Directions for this task
Show all lines that include the string "avatar"; copy each one.

Dataset rows
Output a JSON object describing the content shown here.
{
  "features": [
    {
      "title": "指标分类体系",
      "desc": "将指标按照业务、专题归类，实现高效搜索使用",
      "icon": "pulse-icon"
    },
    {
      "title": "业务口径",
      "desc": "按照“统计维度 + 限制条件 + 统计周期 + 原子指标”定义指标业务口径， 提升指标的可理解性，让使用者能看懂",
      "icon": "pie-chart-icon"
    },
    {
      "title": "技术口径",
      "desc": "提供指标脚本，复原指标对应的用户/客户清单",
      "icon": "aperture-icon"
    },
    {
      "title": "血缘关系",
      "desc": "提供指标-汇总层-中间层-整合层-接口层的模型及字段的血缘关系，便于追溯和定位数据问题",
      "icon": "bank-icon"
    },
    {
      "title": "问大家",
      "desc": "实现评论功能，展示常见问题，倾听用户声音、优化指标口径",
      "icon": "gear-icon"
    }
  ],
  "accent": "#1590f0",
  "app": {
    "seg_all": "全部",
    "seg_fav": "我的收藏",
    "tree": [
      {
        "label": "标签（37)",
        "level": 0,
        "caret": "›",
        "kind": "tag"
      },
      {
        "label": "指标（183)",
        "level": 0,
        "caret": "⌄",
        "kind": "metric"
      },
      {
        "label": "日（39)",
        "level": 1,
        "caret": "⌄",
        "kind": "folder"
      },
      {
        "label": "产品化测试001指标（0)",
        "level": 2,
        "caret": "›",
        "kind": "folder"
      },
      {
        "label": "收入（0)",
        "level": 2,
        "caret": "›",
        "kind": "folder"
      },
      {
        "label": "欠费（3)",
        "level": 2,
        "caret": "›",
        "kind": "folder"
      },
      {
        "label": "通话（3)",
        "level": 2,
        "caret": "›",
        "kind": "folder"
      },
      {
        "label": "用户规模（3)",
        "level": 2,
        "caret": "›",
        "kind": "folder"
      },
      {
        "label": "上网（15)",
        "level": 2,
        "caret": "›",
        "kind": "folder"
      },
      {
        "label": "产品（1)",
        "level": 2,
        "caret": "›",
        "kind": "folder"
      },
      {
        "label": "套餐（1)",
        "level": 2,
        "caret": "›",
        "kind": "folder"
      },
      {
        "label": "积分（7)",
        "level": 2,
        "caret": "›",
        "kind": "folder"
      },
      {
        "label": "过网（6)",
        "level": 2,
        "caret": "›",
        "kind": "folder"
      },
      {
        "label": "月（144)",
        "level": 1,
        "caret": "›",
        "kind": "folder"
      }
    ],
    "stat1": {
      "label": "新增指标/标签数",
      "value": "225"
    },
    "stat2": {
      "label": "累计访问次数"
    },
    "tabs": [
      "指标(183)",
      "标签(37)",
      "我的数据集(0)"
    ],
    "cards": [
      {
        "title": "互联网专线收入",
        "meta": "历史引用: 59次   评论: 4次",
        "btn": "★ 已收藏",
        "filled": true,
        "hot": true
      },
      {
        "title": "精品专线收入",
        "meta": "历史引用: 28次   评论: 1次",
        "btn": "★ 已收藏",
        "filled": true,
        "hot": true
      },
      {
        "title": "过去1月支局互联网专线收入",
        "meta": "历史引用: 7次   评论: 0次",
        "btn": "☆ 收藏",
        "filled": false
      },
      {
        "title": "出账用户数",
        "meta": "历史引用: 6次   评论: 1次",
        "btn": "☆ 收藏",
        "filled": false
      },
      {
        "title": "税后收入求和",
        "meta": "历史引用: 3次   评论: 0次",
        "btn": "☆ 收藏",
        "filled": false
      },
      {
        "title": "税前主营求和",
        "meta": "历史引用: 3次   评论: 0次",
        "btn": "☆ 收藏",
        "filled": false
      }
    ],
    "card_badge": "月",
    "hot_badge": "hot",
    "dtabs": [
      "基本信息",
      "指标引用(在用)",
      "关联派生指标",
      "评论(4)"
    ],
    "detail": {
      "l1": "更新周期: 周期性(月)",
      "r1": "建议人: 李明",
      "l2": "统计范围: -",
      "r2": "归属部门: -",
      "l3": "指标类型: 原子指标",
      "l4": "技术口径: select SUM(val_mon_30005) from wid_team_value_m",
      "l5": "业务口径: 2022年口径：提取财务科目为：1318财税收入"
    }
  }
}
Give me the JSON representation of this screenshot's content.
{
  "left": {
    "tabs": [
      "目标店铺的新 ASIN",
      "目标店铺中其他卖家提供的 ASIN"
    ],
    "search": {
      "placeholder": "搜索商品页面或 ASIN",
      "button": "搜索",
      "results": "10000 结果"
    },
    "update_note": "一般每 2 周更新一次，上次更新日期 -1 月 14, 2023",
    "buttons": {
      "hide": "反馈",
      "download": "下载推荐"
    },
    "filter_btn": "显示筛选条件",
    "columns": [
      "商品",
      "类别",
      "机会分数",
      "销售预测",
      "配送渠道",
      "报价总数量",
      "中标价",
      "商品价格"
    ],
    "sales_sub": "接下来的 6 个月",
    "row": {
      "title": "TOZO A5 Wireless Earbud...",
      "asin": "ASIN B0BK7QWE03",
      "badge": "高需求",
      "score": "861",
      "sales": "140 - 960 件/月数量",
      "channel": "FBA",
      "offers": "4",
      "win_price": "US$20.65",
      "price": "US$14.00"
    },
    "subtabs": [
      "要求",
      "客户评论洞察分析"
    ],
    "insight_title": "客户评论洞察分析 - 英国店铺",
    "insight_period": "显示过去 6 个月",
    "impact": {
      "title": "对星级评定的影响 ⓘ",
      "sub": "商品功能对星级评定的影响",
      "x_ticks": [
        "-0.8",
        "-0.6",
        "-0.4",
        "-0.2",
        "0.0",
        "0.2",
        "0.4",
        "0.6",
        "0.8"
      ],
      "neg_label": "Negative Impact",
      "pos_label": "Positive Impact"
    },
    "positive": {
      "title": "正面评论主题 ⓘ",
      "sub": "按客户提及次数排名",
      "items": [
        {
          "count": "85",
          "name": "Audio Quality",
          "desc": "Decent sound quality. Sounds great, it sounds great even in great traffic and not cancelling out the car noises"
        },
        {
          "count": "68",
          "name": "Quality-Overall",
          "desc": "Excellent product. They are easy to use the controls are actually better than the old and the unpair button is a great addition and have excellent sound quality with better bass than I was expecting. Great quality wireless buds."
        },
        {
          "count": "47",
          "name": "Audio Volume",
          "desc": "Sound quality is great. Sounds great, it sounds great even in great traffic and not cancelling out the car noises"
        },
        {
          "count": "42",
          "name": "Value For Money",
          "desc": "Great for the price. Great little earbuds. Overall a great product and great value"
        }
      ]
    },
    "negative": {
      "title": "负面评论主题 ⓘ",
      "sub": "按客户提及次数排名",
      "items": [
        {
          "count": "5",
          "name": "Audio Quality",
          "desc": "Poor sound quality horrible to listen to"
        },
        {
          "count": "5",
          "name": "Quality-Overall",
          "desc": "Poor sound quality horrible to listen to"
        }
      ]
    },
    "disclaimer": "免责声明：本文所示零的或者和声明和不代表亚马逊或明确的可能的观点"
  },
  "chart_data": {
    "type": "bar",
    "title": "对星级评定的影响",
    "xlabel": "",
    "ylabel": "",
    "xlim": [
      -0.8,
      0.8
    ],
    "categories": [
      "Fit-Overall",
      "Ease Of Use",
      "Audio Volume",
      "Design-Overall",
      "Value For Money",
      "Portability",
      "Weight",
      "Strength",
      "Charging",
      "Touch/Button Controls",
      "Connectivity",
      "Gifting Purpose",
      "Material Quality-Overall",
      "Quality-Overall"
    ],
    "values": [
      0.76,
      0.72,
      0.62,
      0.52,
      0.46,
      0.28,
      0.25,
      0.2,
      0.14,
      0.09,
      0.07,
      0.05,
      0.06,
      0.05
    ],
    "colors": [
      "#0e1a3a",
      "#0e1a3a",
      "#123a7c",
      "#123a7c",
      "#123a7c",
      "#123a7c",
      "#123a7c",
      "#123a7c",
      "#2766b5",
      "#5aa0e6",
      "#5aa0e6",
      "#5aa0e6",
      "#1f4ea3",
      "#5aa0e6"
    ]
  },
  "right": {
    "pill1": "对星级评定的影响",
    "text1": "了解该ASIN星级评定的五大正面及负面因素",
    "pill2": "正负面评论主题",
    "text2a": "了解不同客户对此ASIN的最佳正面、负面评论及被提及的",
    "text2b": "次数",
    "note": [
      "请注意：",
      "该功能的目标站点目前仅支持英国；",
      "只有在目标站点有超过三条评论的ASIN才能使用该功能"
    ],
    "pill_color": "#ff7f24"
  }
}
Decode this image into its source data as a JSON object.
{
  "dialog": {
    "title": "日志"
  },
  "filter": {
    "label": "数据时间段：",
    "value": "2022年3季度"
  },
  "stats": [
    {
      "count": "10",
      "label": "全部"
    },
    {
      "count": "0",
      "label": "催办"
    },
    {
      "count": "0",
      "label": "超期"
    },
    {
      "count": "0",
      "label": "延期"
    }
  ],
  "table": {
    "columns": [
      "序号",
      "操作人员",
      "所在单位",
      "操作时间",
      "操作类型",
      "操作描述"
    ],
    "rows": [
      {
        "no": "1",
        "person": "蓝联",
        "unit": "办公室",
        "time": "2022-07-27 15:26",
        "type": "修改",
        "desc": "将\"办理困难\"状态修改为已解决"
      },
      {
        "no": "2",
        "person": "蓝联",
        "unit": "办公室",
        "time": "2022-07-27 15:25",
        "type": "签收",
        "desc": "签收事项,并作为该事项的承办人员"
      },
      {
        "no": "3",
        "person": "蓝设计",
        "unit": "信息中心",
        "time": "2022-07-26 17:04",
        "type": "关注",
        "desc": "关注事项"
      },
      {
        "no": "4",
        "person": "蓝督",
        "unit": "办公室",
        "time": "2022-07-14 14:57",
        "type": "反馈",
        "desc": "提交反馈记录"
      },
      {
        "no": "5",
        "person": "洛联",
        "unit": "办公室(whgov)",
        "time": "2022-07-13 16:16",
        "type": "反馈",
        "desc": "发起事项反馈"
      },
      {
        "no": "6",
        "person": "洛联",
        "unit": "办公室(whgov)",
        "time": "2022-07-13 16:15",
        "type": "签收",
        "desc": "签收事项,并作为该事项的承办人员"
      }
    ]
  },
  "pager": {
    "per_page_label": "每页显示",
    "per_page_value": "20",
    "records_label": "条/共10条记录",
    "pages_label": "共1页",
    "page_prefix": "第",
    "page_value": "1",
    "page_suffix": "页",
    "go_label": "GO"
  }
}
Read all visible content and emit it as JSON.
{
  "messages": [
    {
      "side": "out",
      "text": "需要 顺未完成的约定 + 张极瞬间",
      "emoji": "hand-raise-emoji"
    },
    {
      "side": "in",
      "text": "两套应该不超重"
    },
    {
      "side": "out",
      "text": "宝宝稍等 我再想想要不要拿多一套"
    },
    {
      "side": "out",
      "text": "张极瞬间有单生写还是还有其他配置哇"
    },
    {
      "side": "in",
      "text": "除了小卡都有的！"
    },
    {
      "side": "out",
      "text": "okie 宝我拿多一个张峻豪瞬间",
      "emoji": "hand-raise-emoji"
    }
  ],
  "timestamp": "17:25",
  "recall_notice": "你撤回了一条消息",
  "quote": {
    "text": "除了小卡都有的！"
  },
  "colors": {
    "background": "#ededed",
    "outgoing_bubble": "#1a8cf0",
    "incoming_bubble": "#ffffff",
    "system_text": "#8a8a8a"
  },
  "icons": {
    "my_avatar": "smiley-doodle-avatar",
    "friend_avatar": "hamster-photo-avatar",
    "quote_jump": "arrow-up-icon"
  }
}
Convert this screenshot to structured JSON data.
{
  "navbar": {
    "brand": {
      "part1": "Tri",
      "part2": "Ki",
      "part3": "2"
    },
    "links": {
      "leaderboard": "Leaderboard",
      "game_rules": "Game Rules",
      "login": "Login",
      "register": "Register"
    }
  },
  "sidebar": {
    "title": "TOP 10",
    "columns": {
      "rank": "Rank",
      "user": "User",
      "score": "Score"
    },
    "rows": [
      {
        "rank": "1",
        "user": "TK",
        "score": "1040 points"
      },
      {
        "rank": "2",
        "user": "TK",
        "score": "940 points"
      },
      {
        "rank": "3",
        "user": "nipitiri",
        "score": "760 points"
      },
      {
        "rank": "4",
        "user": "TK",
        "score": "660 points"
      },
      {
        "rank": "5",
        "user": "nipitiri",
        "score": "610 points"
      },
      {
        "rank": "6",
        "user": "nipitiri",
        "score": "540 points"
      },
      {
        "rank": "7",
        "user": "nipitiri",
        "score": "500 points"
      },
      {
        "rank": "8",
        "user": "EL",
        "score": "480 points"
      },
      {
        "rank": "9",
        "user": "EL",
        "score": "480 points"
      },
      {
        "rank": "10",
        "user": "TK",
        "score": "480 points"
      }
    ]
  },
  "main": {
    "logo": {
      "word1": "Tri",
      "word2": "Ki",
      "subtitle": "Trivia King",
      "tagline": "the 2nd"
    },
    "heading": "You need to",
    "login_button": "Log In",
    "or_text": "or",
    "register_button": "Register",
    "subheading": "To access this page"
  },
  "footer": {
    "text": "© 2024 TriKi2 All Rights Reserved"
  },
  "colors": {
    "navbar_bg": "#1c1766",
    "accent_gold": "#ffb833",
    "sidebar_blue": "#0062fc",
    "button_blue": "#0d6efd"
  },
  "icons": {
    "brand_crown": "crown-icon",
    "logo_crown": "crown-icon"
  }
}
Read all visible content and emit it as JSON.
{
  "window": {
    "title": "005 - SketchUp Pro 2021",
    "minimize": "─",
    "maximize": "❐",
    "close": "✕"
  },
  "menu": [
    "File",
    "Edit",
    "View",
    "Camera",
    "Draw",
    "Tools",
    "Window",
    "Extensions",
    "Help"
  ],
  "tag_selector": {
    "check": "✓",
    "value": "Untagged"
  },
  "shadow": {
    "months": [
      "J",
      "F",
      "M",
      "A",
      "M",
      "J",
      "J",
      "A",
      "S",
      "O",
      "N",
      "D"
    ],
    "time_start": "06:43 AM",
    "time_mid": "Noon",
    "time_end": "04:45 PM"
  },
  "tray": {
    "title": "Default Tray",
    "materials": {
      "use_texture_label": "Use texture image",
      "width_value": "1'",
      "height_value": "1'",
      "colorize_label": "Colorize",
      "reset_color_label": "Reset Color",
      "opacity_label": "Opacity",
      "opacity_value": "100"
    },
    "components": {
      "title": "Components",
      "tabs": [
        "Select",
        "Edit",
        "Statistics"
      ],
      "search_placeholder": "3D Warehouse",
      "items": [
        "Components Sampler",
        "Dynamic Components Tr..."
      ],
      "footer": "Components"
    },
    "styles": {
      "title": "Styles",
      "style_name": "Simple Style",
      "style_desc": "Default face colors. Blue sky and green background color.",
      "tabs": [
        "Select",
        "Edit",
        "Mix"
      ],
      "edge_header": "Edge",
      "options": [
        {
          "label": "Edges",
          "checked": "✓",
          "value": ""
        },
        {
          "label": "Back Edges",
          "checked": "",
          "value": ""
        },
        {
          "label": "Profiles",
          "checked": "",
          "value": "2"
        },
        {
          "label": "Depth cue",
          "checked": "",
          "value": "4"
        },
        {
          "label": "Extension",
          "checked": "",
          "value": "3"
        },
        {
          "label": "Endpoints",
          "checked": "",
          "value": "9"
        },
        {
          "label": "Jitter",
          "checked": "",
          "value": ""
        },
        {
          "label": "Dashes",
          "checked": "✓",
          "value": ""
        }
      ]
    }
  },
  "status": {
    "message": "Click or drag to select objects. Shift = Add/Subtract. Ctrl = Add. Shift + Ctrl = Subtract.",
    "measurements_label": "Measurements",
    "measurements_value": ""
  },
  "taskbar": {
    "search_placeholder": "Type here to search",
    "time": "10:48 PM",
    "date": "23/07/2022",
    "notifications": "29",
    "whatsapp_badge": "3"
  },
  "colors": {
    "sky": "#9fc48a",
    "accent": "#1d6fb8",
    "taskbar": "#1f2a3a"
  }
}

Final answer
    "my_avatar": "smiley-doodle-avatar",
    "friend_avatar": "hamster-photo-avatar",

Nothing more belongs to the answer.